─── Records supplied ───

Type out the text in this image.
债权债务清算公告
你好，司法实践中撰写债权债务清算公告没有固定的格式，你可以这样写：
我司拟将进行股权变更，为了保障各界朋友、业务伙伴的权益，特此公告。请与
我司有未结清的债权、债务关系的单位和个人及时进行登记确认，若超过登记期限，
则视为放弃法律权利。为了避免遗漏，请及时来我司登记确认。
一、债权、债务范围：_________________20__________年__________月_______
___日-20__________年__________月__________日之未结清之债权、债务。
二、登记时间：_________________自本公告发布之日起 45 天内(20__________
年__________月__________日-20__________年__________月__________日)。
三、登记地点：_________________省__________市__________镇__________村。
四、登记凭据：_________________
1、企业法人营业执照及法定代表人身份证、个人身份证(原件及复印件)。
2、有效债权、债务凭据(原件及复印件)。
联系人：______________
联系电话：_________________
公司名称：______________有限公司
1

───

**Short problem:**
Repeat all entries. Match them exactly.

**Solved problem:**
Type out the text in this image.
债权债务清算公告
你好，司法实践中撰写债权债务清算公告没有固定的格式，你可以这样写：
我司拟将进行股权变更，为了保障各界朋友、业务伙伴的权益，特此公告。请与
我司有未结清的债权、债务关系的单位和个人及时进行登记确认，若超过登记期限，
则视为放弃法律权利。为了避免遗漏，请及时来我司登记确认。
一、债权、债务范围：_________________20__________年__________月_______
___日-20__________年__________月__________日之未结清之债权、债务。
二、登记时间：_________________自本公告发布之日起 45 天内(20__________
年__________月__________日-20__________年__________月__________日)。
三、登记地点：_________________省__________市__________镇__________村。
四、登记凭据：_________________
1、企业法人营业执照及法定代表人身份证、个人身份证(原件及复印件)。
2、有效债权、债务凭据(原件及复印件)。
联系人：______________
联系电话：_________________
公司名称：______________有限公司
1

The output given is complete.